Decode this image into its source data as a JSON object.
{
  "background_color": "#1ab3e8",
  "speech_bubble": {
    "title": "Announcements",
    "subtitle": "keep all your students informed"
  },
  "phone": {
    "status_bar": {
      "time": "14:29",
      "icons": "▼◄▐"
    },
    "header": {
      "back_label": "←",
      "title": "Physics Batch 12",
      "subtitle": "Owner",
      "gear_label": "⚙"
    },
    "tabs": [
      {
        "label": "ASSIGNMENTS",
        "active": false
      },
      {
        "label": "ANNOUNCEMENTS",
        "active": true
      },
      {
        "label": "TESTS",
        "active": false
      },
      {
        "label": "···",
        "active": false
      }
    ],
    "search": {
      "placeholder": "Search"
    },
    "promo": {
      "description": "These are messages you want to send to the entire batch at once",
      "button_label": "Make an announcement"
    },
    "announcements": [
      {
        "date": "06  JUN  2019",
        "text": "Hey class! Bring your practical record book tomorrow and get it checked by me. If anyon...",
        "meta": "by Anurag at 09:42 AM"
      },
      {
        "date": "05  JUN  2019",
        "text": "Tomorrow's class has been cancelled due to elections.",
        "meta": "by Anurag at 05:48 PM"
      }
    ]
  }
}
####################
Given exercise => Find the lines holding "subtitle" and list every one.

Answer below =>
    "subtitle": "keep all your students informed"
      "subtitle": "Owner",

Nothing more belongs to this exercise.